### Задания:
**1.** Ответьте на вопросы по отрывку из дневника:
(a) Почему к автобусной станции пришлось идти через несколько кварталов?
(b) Какая неисправность оказалась у телефона?
(c) Кому было отправлено письмо с благодарностью и за что?
**2.** Определите, соответствуют ли утверждения отрывку из дневника:
(a) Разговор с Москвой можно было заказать на три часа ночи на первое мая.
(b) Охранник Берт починил телефон автора.
(c) В письмах в Москву содержалась просьба ускорить присылку книг в Боулдер.
**3.** Возобновите отрывок из дневника, начав сразу после его последнего предложения.

### Исходный текст:
--------------------------------

Домой уже ехал на рейсовом автобусе. Чуть перепутал поезда метро, поэтому к автобусной станции пришлось идти через несколько кварталов, населенных испаноязычными людьми с темной кожей. Грязь, бумажки и сор на улицах. Тут и там выбитые окна, но кругом веселье, гитары, песни, хохот, шныряют детские стайки. Почему-то я всегда чувствую себя в таких кварталах более «дома», чем на фешенебельных улицах. К роскоши почему-то быстро привыкаешь, и становится так одиноко и скучно.
Вечером устроил себе маленький банкет — обмыть покупки, а потом начал готовиться к разговору с домом, с Москвой. Утром позвонил оператору, он тут же связал меня с «международным» оператором, и оказалось, что в три часа ночи на первое мая можно заказать разговор с Москвой. Три ночи — это уже около десяти утра в Москве. И ведь это будет утро 1 Мая! В 11 часов вечера я решил все проверить: вдруг добавочный номер не работает! Предчувствие не обмануло меня. Ночной охранник в обсерватории, которого я попросил проверить мой телефон, пришел ко мне и выяснил, что мой телефон не в порядке. Оказалось, короткое замыкание звонка. Берт — так представился охранник — нашел мне комнату рядом, где был исправный телефон, и уже там я сидел до трех утра, ждал звонка. Потом были какие-то неполадки на линии, думал, сердце выскочит из груди, — так был взволнован. Но, в конце концов, разговор состоялся!
Пикник на Аппалачской тропе
Распорядок дня моей жизни. Получение денег в банке. Стен делает свой причал. Десять лет с окончания — войны во Вьетнаме. Пикник на Аппалачской тропе. Новые приключения Питера — альпиниста Ламонт. Узнаю о судьбе старых друзей с ледника Росса. «Если бы Герц был черным — он давно бы сидел за решеткой». Посещение в Манхеттене магазина художественных принадлежностей. «Никто никогда не побеждает»…
Утром отправил несколько деловых писем: Эйве, в Вашингтон — Диане с благодарностью, что она прислала мне конверт с чеком — «зарплатой» за второй месяц. Кроме того, надо было отправить письма в Москву, в международный центр данных с просьбой ускорить присылку книг в Боулдер. Это я обещал Роджеру Бари.

--------------------------------

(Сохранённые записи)
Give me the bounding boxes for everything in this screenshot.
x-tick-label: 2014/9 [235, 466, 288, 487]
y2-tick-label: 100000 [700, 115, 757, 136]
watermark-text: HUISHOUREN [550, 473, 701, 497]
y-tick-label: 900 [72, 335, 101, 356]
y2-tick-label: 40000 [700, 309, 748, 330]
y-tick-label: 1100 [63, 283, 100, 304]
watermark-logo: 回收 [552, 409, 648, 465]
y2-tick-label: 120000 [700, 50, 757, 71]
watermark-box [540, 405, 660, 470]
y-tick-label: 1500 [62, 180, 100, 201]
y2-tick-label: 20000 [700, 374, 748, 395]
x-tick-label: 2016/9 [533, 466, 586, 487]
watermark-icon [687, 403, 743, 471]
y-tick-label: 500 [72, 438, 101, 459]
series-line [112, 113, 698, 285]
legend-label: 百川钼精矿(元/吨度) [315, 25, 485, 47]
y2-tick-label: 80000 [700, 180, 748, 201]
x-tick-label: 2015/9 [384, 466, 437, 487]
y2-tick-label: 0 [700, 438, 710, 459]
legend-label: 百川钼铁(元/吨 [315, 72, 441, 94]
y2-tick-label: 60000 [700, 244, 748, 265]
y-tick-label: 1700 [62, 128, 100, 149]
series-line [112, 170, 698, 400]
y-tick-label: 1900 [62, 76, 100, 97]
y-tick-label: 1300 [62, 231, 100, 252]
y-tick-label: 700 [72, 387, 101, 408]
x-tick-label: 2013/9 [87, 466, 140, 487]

--------------------------------

### Ответы:
**1.**
(a) Автор чуть перепутал поезда метро.
(b) Короткое замыкание звонка.
(c) Диане в Вашингтон, за то, что она прислала конверт с чеком — «зарплатой» за второй месяц.

**2.**
(a) Да: «в три часа ночи на первое мая можно заказать разговор с Москвой».
(b) Нет: «нашел мне комнату рядом, где был исправный телефон».
(c) Да: «отправить письма в Москву, в международный центр данных с просьбой ускорить присылку книг в Боулдер».

**3.**
Потом Стен дал журнал Американского геофизического союза («ЭОС») с программой ежегодного весеннего собрания этого союза, которое через две недели будет проходить в Балтиморе. Стен хочет узнать, есть ли желание у меня поехать туда. Пока просмотрел тезисы докладов — прошел час. Решил не ехать. Дорого — вступительный взнос 110 долларов. Незаметно подошел ланч.
Иду к кофеварке, наливаю кружку, возвращаюсь в свою комнату и ем, гляжу через деревья на реку далеко внизу. Я уже выяснил, почему здесь нет пароходов. Оказывается, она судоходна всего миль на 150 вверх и все грузы на этом участке забирают в основном грузовики. Даже железная дорога почти не работает.
После работы Стен предложил мне поехать в банк, получить по чеку деньги. Я не мог это сделать один, потому что, во-первых, до банка (любого) я бы пешком не дошел, во-вторых, мне одному по чеку деньги бы не дали, не поверили бы. Нужно, чтобы с тобой в банке был бы кто-нибудь, у кого в этом банке счет и кого здесь знают. Поэтому мы поехали в банк Стена. Там я расписался на чеке, а потом на нем расписался и Стен. Только после этого, когда стало ясно, что у Стена на счету достаточно денег, я получил свою тысячу. Но носить тысячу долларов в кармане опасно. Потеряю или вытащат — и все. Поэтому я попросил поменять мои доллары на травелс-чеки.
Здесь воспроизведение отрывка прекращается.